Task statement
In the entries below, count every line containing "agosto". Return the number and nothing else.

(Data entries)
-=-=-

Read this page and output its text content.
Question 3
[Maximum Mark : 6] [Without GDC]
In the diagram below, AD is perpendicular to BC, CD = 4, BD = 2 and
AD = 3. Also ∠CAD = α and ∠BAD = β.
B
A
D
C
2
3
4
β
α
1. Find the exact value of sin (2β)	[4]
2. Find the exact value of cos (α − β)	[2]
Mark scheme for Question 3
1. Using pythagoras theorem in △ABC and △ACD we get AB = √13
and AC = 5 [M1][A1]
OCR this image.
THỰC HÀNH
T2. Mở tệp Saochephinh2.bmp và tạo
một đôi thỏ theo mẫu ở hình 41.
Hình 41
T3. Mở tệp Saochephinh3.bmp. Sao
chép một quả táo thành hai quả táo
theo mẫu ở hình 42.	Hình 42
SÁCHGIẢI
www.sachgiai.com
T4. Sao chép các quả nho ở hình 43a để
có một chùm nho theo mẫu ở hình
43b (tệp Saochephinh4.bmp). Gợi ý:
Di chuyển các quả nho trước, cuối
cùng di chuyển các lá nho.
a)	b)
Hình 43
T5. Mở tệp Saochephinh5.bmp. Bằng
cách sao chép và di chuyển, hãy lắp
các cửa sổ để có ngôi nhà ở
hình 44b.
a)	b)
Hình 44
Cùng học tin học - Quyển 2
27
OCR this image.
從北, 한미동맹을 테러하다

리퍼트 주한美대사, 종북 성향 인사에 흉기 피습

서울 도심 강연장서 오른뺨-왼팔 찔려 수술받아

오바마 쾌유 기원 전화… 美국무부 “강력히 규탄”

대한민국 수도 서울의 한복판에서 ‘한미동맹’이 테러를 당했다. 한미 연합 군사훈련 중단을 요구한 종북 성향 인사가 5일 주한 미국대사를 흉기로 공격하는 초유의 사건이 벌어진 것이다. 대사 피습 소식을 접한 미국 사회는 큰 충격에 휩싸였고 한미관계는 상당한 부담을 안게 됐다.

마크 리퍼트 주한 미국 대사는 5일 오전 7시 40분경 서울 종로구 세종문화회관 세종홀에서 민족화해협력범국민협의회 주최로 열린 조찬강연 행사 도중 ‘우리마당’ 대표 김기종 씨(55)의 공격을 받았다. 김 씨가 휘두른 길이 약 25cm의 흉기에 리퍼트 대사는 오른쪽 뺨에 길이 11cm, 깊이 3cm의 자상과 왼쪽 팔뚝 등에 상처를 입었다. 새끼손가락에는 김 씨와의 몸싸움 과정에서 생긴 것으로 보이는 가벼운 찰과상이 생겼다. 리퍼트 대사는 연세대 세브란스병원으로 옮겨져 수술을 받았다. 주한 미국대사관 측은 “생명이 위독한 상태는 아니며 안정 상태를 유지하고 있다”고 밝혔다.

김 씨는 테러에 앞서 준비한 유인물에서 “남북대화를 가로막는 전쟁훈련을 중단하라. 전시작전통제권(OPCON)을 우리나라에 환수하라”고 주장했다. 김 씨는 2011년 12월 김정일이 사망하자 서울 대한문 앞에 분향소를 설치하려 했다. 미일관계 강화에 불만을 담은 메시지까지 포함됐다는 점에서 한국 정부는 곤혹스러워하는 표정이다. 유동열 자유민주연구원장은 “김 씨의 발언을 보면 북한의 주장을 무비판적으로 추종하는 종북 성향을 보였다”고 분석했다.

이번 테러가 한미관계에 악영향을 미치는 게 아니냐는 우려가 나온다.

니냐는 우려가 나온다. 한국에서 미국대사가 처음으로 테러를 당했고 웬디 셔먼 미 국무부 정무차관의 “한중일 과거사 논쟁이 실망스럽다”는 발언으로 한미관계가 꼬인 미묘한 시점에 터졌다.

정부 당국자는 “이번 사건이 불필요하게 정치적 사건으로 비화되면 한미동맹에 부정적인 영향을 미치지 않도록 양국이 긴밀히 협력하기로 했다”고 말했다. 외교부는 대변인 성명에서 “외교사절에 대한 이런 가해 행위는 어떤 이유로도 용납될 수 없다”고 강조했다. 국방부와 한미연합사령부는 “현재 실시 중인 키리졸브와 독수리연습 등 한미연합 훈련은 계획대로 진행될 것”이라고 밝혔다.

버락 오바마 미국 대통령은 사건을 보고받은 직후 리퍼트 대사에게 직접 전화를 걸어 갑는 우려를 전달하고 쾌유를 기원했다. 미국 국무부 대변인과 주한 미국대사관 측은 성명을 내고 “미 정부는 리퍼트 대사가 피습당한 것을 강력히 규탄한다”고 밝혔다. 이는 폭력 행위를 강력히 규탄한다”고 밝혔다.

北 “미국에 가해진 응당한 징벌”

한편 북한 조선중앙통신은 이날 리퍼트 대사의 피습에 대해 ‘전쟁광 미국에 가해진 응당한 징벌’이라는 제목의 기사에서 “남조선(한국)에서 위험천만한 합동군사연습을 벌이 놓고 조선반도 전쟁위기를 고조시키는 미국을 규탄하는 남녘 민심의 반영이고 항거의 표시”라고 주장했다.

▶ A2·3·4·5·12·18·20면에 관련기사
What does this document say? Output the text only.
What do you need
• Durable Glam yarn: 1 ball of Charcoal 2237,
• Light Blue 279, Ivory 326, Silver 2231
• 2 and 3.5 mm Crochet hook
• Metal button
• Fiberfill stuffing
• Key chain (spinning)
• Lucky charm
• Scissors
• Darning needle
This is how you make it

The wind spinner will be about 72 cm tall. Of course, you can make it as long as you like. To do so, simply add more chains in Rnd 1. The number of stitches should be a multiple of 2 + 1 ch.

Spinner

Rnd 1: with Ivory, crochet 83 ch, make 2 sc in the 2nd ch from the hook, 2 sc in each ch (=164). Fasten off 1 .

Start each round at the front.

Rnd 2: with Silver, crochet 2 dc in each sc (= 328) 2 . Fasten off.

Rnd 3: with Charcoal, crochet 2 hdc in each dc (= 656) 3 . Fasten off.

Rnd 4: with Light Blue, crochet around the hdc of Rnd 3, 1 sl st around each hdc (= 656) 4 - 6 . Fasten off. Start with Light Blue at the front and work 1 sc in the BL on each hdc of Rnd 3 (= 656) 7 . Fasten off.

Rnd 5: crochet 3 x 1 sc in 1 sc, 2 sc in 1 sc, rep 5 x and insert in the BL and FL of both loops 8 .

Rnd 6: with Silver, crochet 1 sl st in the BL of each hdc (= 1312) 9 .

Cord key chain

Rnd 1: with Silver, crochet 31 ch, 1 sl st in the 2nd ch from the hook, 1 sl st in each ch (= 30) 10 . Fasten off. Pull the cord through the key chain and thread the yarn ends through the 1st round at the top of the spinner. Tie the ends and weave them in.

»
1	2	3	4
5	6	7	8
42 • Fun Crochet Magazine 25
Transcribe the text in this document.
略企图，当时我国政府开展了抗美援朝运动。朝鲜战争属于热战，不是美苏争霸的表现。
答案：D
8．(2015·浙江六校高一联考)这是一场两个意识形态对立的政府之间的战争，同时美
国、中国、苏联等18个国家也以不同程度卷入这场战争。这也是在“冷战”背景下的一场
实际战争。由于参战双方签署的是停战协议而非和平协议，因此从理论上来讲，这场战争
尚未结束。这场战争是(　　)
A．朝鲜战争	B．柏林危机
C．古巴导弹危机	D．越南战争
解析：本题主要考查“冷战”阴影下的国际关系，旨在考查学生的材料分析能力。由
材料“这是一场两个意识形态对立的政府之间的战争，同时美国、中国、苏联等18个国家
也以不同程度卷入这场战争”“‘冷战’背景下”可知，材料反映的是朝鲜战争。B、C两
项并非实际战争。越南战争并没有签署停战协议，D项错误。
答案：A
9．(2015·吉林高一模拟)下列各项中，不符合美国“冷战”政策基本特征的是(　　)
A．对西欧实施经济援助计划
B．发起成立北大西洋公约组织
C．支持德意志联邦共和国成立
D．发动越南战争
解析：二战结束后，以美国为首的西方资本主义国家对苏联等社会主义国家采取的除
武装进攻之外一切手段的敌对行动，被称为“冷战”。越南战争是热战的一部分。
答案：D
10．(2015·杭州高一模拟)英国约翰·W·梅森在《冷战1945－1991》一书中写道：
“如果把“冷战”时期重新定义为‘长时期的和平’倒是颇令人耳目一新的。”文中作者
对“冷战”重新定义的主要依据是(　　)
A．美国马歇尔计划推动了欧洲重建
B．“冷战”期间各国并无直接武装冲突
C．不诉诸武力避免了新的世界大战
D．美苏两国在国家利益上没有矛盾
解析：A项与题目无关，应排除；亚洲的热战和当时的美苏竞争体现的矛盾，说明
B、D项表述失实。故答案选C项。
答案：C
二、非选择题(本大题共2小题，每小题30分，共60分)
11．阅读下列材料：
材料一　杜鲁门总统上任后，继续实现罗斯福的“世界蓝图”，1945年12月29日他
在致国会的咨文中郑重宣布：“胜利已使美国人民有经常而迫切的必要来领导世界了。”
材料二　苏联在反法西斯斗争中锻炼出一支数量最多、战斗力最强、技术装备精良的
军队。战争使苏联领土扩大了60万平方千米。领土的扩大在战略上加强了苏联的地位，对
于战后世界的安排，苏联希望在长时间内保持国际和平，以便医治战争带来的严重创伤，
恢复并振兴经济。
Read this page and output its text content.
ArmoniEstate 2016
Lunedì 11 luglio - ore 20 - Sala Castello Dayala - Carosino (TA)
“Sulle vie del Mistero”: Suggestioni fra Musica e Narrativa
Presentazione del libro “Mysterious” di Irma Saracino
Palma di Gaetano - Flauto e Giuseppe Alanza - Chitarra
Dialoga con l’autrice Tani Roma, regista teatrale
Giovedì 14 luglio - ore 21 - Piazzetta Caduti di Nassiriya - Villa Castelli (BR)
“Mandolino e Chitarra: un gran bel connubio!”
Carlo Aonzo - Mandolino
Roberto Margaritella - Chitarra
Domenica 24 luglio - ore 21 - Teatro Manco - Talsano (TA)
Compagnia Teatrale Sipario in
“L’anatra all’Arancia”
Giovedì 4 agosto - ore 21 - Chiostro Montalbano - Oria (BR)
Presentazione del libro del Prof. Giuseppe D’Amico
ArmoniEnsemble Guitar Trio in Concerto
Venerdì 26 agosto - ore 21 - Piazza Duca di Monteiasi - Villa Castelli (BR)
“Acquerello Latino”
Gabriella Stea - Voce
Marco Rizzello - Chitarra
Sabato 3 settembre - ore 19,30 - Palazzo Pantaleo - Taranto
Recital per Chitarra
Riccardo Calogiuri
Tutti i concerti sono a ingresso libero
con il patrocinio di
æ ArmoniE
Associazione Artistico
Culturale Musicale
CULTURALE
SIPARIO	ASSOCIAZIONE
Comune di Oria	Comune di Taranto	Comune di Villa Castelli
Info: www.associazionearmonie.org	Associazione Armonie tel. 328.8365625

-=-=-

Exercise result
2